» **What is needed**
Write out every record below exactly as it appears.

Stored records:
--- start ---
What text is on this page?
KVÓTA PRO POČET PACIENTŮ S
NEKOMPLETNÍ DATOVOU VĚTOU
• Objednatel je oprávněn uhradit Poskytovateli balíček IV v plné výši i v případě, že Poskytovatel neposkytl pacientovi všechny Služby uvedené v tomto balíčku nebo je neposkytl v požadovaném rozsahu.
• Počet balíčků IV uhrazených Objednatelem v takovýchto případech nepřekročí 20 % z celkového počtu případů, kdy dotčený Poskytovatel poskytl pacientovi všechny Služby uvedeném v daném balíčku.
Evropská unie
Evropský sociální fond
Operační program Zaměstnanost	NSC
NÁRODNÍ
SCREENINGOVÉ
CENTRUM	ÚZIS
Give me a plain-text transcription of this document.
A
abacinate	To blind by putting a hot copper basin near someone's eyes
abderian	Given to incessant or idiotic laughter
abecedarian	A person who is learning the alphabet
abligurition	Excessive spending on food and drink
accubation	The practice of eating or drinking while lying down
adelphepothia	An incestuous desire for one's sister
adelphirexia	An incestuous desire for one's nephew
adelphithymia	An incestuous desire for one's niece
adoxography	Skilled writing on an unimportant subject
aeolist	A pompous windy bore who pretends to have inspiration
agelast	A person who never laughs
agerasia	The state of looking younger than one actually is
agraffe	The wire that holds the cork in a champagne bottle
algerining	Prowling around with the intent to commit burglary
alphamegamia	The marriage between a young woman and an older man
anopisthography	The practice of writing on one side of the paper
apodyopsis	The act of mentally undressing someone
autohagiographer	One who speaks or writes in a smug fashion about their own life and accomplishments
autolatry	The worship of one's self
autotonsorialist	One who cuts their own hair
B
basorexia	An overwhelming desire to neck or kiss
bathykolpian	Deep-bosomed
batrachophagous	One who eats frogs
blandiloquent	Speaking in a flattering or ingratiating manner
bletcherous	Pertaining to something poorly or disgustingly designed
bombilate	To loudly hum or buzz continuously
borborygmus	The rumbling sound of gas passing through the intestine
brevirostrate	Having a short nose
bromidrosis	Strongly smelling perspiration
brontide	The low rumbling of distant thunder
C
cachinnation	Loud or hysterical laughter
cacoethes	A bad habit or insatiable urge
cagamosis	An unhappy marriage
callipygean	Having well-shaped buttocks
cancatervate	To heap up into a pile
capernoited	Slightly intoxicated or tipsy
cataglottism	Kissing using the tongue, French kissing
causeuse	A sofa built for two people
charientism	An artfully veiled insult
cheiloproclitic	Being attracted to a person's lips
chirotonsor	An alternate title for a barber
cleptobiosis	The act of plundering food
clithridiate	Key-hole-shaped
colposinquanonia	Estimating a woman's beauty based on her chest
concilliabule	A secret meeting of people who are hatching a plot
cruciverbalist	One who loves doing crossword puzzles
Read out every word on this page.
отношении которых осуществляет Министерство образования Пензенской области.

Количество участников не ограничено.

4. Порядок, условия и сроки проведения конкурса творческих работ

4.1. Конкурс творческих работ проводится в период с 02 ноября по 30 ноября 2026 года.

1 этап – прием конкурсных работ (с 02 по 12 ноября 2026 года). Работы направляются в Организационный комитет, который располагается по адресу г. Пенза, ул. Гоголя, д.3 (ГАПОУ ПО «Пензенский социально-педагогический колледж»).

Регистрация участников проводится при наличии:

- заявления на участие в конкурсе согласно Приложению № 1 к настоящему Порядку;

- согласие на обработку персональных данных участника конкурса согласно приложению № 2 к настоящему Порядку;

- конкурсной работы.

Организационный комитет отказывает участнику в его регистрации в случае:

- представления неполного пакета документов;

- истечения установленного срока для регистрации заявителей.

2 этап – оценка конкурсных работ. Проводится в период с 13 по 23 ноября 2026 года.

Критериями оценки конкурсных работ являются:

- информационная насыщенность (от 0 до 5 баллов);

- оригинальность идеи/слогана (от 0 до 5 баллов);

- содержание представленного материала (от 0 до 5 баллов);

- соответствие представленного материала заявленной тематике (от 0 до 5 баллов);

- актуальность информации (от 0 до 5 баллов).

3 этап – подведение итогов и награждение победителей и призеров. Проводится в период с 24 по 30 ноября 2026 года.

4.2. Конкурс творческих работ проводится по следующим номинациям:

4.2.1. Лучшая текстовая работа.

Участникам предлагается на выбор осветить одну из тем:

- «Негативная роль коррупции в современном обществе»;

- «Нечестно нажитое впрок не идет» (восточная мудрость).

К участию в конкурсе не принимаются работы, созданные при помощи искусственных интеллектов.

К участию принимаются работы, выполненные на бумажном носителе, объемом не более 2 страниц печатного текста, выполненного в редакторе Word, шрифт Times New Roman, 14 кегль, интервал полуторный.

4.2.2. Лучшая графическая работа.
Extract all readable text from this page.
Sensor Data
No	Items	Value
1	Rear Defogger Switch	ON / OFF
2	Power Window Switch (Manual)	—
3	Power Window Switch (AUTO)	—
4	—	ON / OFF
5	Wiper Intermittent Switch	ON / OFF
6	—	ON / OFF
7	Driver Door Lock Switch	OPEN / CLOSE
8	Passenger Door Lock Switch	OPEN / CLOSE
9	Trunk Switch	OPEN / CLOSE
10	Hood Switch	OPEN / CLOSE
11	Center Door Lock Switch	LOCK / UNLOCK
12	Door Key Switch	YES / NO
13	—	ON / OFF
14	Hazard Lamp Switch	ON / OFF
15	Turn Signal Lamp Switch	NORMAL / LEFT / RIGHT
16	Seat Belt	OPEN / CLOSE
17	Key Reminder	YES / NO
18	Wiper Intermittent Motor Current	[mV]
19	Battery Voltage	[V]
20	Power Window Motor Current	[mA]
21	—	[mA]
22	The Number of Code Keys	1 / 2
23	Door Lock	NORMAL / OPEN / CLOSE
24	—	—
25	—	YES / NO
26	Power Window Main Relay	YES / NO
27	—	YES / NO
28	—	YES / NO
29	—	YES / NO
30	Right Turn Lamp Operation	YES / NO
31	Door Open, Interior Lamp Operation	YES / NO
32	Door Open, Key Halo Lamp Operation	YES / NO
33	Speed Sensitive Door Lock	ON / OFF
--- end ---
» **Result**
What text is on this page?
KVÓTA PRO POČET PACIENTŮ S
NEKOMPLETNÍ DATOVOU VĚTOU
• Objednatel je oprávněn uhradit Poskytovateli balíček IV v plné výši i v případě, že Poskytovatel neposkytl pacientovi všechny Služby uvedené v tomto balíčku nebo je neposkytl v požadovaném rozsahu.
• Počet balíčků IV uhrazených Objednatelem v takovýchto případech nepřekročí 20 % z celkového počtu případů, kdy dotčený Poskytovatel poskytl pacientovi všechny Služby uvedeném v daném balíčku.
Evropská unie
Evropský sociální fond
Operační program Zaměstnanost	NSC
NÁRODNÍ
SCREENINGOVÉ
CENTRUM	ÚZIS
Give me a plain-text transcription of this document.
A
abacinate	To blind by putting a hot copper basin near someone's eyes
abderian	Given to incessant or idiotic laughter
abecedarian	A person who is learning the alphabet
abligurition	Excessive spending on food and drink
accubation	The practice of eating or drinking while lying down
adelphepothia	An incestuous desire for one's sister
adelphirexia	An incestuous desire for one's nephew
adelphithymia	An incestuous desire for one's niece
adoxography	Skilled writing on an unimportant subject
aeolist	A pompous windy bore who pretends to have inspiration
agelast	A person who never laughs
agerasia	The state of looking younger than one actually is
agraffe	The wire that holds the cork in a champagne bottle
algerining	Prowling around with the intent to commit burglary
alphamegamia	The marriage between a young woman and an older man
anopisthography	The practice of writing on one side of the paper
apodyopsis	The act of mentally undressing someone
autohagiographer	One who speaks or writes in a smug fashion about their own life and accomplishments
autolatry	The worship of one's self
autotonsorialist	One who cuts their own hair
B
basorexia	An overwhelming desire to neck or kiss
bathykolpian	Deep-bosomed
batrachophagous	One who eats frogs
blandiloquent	Speaking in a flattering or ingratiating manner
bletcherous	Pertaining to something poorly or disgustingly designed
bombilate	To loudly hum or buzz continuously
borborygmus	The rumbling sound of gas passing through the intestine
brevirostrate	Having a short nose
bromidrosis	Strongly smelling perspiration
brontide	The low rumbling of distant thunder
C
cachinnation	Loud or hysterical laughter
cacoethes	A bad habit or insatiable urge
cagamosis	An unhappy marriage
callipygean	Having well-shaped buttocks
cancatervate	To heap up into a pile
capernoited	Slightly intoxicated or tipsy
cataglottism	Kissing using the tongue, French kissing
causeuse	A sofa built for two people
charientism	An artfully veiled insult
cheiloproclitic	Being attracted to a person's lips
chirotonsor	An alternate title for a barber
cleptobiosis	The act of plundering food
clithridiate	Key-hole-shaped
colposinquanonia	Estimating a woman's beauty based on her chest
concilliabule	A secret meeting of people who are hatching a plot
cruciverbalist	One who loves doing crossword puzzles
Read out every word on this page.
отношении которых осуществляет Министерство образования Пензенской области.

Количество участников не ограничено.

4. Порядок, условия и сроки проведения конкурса творческих работ

4.1. Конкурс творческих работ проводится в период с 02 ноября по 30 ноября 2026 года.

1 этап – прием конкурсных работ (с 02 по 12 ноября 2026 года). Работы направляются в Организационный комитет, который располагается по адресу г. Пенза, ул. Гоголя, д.3 (ГАПОУ ПО «Пензенский социально-педагогический колледж»).

Регистрация участников проводится при наличии:

- заявления на участие в конкурсе согласно Приложению № 1 к настоящему Порядку;

- согласие на обработку персональных данных участника конкурса согласно приложению № 2 к настоящему Порядку;

- конкурсной работы.

Организационный комитет отказывает участнику в его регистрации в случае:

- представления неполного пакета документов;

- истечения установленного срока для регистрации заявителей.

2 этап – оценка конкурсных работ. Проводится в период с 13 по 23 ноября 2026 года.

Критериями оценки конкурсных работ являются:

- информационная насыщенность (от 0 до 5 баллов);

- оригинальность идеи/слогана (от 0 до 5 баллов);

- содержание представленного материала (от 0 до 5 баллов);

- соответствие представленного материала заявленной тематике (от 0 до 5 баллов);

- актуальность информации (от 0 до 5 баллов).

3 этап – подведение итогов и награждение победителей и призеров. Проводится в период с 24 по 30 ноября 2026 года.

4.2. Конкурс творческих работ проводится по следующим номинациям:

4.2.1. Лучшая текстовая работа.

Участникам предлагается на выбор осветить одну из тем:

- «Негативная роль коррупции в современном обществе»;

- «Нечестно нажитое впрок не идет» (восточная мудрость).

К участию в конкурсе не принимаются работы, созданные при помощи искусственных интеллектов.

К участию принимаются работы, выполненные на бумажном носителе, объемом не более 2 страниц печатного текста, выполненного в редакторе Word, шрифт Times New Roman, 14 кегль, интервал полуторный.

4.2.2. Лучшая графическая работа.
Extract all readable text from this page.
Sensor Data
No	Items	Value
1	Rear Defogger Switch	ON / OFF
2	Power Window Switch (Manual)	—
3	Power Window Switch (AUTO)	—
4	—	ON / OFF
5	Wiper Intermittent Switch	ON / OFF
6	—	ON / OFF
7	Driver Door Lock Switch	OPEN / CLOSE
8	Passenger Door Lock Switch	OPEN / CLOSE
9	Trunk Switch	OPEN / CLOSE
10	Hood Switch	OPEN / CLOSE
11	Center Door Lock Switch	LOCK / UNLOCK
12	Door Key Switch	YES / NO
13	—	ON / OFF
14	Hazard Lamp Switch	ON / OFF
15	Turn Signal Lamp Switch	NORMAL / LEFT / RIGHT
16	Seat Belt	OPEN / CLOSE
17	Key Reminder	YES / NO
18	Wiper Intermittent Motor Current	[mV]
19	Battery Voltage	[V]
20	Power Window Motor Current	[mA]
21	—	[mA]
22	The Number of Code Keys	1 / 2
23	Door Lock	NORMAL / OPEN / CLOSE
24	—	—
25	—	YES / NO
26	Power Window Main Relay	YES / NO
27	—	YES / NO
28	—	YES / NO
29	—	YES / NO
30	Right Turn Lamp Operation	YES / NO
31	Door Open, Interior Lamp Operation	YES / NO
32	Door Open, Key Halo Lamp Operation	YES / NO
33	Speed Sensitive Door Lock	ON / OFF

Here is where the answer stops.